__SET TASK__
Render the lines from the one containing "noise-speck [143,188,148,194]" up to and including the one containing "noise-speck [292,201,295,208]" as a JSON list of strings, one string per line, and leave out any blank lines.

□ □ □ □

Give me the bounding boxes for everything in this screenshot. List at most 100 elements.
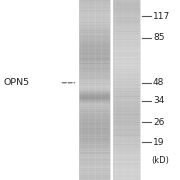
- Bar: [113, 13, 140, 14]
- Bar: [113, 97, 140, 98]
- Bar: [79, 147, 110, 148]
- Bar: [79, 64, 110, 65]
- Bar: [79, 36, 110, 37]
- Bar: [79, 76, 110, 77]
- Bar: [113, 60, 140, 61]
- Bar: [113, 58, 140, 59]
- Bar: [113, 168, 140, 169]
- Bar: [113, 102, 140, 103]
- Bar: [79, 149, 110, 150]
- Bar: [113, 42, 140, 43]
- Bar: [79, 56, 110, 57]
- Bar: [79, 63, 110, 64]
- Bar: [113, 159, 140, 160]
- Bar: [113, 0, 140, 1]
- Bar: [79, 128, 110, 129]
- Bar: [79, 121, 110, 122]
- Bar: [113, 175, 140, 176]
- Bar: [113, 44, 140, 45]
- Bar: [113, 7, 140, 8]
- Bar: [113, 6, 140, 7]
- Bar: [113, 147, 140, 148]
- Bar: [113, 2, 140, 3]
- Bar: [113, 113, 140, 114]
- Bar: [113, 93, 140, 94]
- Bar: [79, 86, 110, 87]
- Bar: [79, 80, 110, 81]
- Bar: [113, 53, 140, 54]
- Bar: [79, 102, 110, 103]
- Bar: [113, 57, 140, 58]
- Bar: [113, 32, 140, 33]
- Bar: [113, 158, 140, 159]
- Bar: [113, 162, 140, 163]
- Bar: [79, 24, 110, 25]
- Bar: [113, 10, 140, 11]
- Bar: [79, 123, 110, 124]
- Bar: [113, 84, 140, 85]
- Bar: [113, 130, 140, 131]
- Bar: [113, 76, 140, 77]
- Bar: [113, 9, 140, 10]
- Bar: [79, 135, 110, 136]
- Bar: [79, 116, 110, 117]
- Bar: [79, 102, 110, 103]
- Bar: [113, 63, 140, 64]
- Bar: [113, 161, 140, 162]
- Bar: [79, 147, 110, 148]
- Bar: [79, 9, 110, 10]
- Bar: [113, 96, 140, 97]
- Bar: [113, 140, 140, 141]
- Bar: [79, 65, 110, 66]
- Bar: [113, 177, 140, 178]
- Bar: [79, 162, 110, 163]
- Bar: [79, 33, 110, 34]
- Bar: [79, 118, 110, 119]
- Bar: [113, 68, 140, 69]
- Bar: [113, 159, 140, 160]
- Bar: [113, 148, 140, 149]
- Bar: [113, 115, 140, 116]
- Bar: [113, 1, 140, 2]
- Bar: [79, 136, 110, 137]
- Bar: [113, 52, 140, 53]
- Bar: [113, 117, 140, 118]
- Bar: [113, 156, 140, 157]
- Bar: [79, 124, 110, 125]
- Bar: [79, 97, 110, 98]
- Bar: [113, 46, 140, 47]
- Bar: [79, 96, 110, 97]
- Bar: [79, 74, 110, 75]
- Bar: [79, 90, 110, 91]
- Bar: [79, 67, 110, 68]
- Bar: [113, 166, 140, 167]
- Bar: [79, 82, 110, 83]
- Bar: [113, 36, 140, 37]
- Bar: [79, 17, 110, 18]
- Bar: [79, 10, 110, 11]
- Bar: [113, 147, 140, 148]
- Bar: [113, 150, 140, 151]
- Bar: [79, 108, 110, 109]
- Bar: [79, 51, 110, 52]
- Bar: [79, 103, 110, 104]
- Bar: [113, 90, 140, 91]
- Bar: [113, 156, 140, 157]
- Bar: [113, 35, 140, 36]
- Bar: [79, 42, 110, 43]
- Bar: [79, 2, 110, 3]
- Bar: [79, 18, 110, 19]
- Bar: [79, 37, 110, 38]
- Bar: [113, 109, 140, 110]
- Bar: [79, 23, 110, 24]
- Bar: [113, 72, 140, 73]
- Bar: [79, 161, 110, 162]
- Bar: [79, 85, 110, 86]
- Bar: [113, 83, 140, 84]
- Bar: [113, 96, 140, 97]
- Bar: [79, 53, 110, 54]
- Bar: [79, 174, 110, 175]
- Bar: [79, 151, 110, 152]
- Bar: [79, 31, 110, 32]
- Bar: [79, 174, 110, 175]
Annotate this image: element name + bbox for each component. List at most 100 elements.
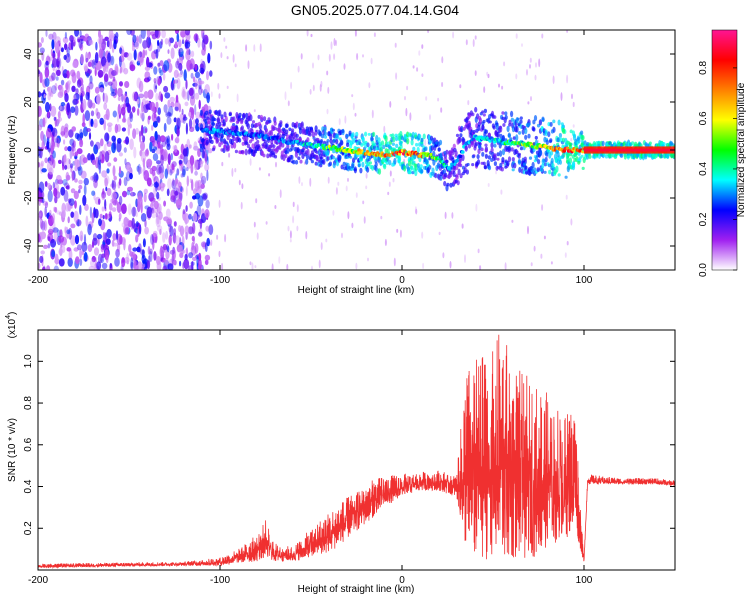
noise-speck [143,188,148,194]
noise-speck [216,234,219,240]
ridge-halo [477,124,481,131]
noise-speck [83,37,88,42]
noise-speck [179,252,184,259]
noise-speck [201,175,207,185]
noise-speck [164,38,169,45]
snr-y-tick-label: 0.6 [23,437,34,451]
noise-speck [149,167,154,175]
noise-speck [535,62,537,68]
noise-speck [138,166,143,174]
noise-speck [107,162,112,167]
noise-speck [550,261,553,265]
noise-speck [172,232,177,244]
noise-speck [292,201,295,208]
ridge-halo [484,153,488,159]
noise-speck [101,170,107,178]
ridge-halo [534,135,538,140]
ridge-halo [536,167,540,172]
noise-speck [156,206,161,214]
ridge-halo [328,161,332,167]
noise-speck [184,41,191,49]
ridge-halo [493,115,497,119]
noise-speck [84,65,88,72]
noise-speck [82,99,87,111]
ridge-halo [273,154,278,159]
noise-speck [461,223,464,229]
noise-speck [50,90,54,98]
noise-speck [133,223,137,233]
ridge-halo [580,134,584,141]
noise-speck [64,146,68,152]
noise-speck [175,94,179,104]
noise-speck [335,187,338,195]
noise-speck [190,72,194,79]
noise-speck [141,112,145,122]
ridge-halo [524,134,528,140]
noise-speck [129,111,133,119]
noise-speck [64,43,68,51]
noise-speck [286,263,289,270]
noise-speck [167,245,170,253]
noise-speck [199,179,205,185]
noise-speck [38,210,43,219]
noise-speck [54,132,58,142]
noise-speck [146,260,151,270]
ridge-halo [478,117,483,125]
ridge-halo [208,109,212,114]
snr-y-axis: 0.2 0.4 0.6 0.8 1.0 [23,354,675,535]
noise-speck [97,159,101,170]
ridge-halo [507,156,512,163]
colorbar-tick-label: 0.8 [698,61,709,75]
noise-speck [241,183,244,190]
ridge-halo [314,161,318,166]
noise-speck [79,204,82,215]
ridge-halo [519,146,524,151]
ridge-halo [241,113,246,120]
ridge-halo [431,167,435,174]
noise-speck [228,152,231,158]
noise-speck [405,107,408,117]
noise-speck [206,70,209,81]
ridge-halo [290,154,294,161]
ridge-halo [648,141,652,146]
ridge-halo [420,137,424,143]
noise-speck [139,51,143,58]
noise-speck [534,74,537,81]
noise-speck [279,189,282,199]
noise-speck [181,249,185,254]
snr-x-tick-label: 0 [399,575,405,586]
noise-speck [131,206,137,217]
ridge-halo [491,123,495,129]
ridge-halo [432,150,436,158]
noise-speck [140,107,145,119]
ridge-halo [622,141,626,147]
ridge-halo [385,160,389,165]
ridge-halo [410,139,414,146]
noise-speck [287,225,290,232]
noise-speck [333,38,336,46]
noise-speck [140,124,144,137]
ridge-halo [384,135,388,142]
noise-speck [275,161,277,168]
ridge-halo [580,130,584,136]
noise-speck [142,238,146,248]
noise-speck [79,258,83,266]
ridge-halo [484,129,488,134]
ridge-halo [510,110,514,118]
noise-speck [309,177,312,187]
noise-speck [176,117,181,130]
ridge-halo [538,119,543,126]
ridge-halo [240,119,244,125]
noise-speck [151,210,157,219]
noise-speck [189,155,195,166]
noise-speck [90,259,95,268]
noise-speck [96,111,101,119]
noise-speck [474,70,477,76]
ridge-halo [251,143,255,149]
ridge-halo [548,139,553,144]
noise-speck [226,56,229,60]
noise-speck [139,112,143,119]
noise-speck [48,86,52,97]
ridge-halo [517,160,522,164]
noise-speck [58,258,65,267]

□ □ □ □

__SOLUTION FOR THIS TASK__
[
  "noise-speck [143,188,148,194]",
  "noise-speck [216,234,219,240]",
  "ridge-halo [477,124,481,131]",
  "noise-speck [83,37,88,42]",
  "noise-speck [179,252,184,259]",
  "noise-speck [201,175,207,185]",
  "noise-speck [164,38,169,45]",
  "snr-y-tick-label: 0.6 [23,437,34,451]",
  "noise-speck [149,167,154,175]",
  "noise-speck [535,62,537,68]",
  "noise-speck [138,166,143,174]",
  "noise-speck [107,162,112,167]",
  "noise-speck [550,261,553,265]",
  "noise-speck [172,232,177,244]",
  "noise-speck [292,201,295,208]"
]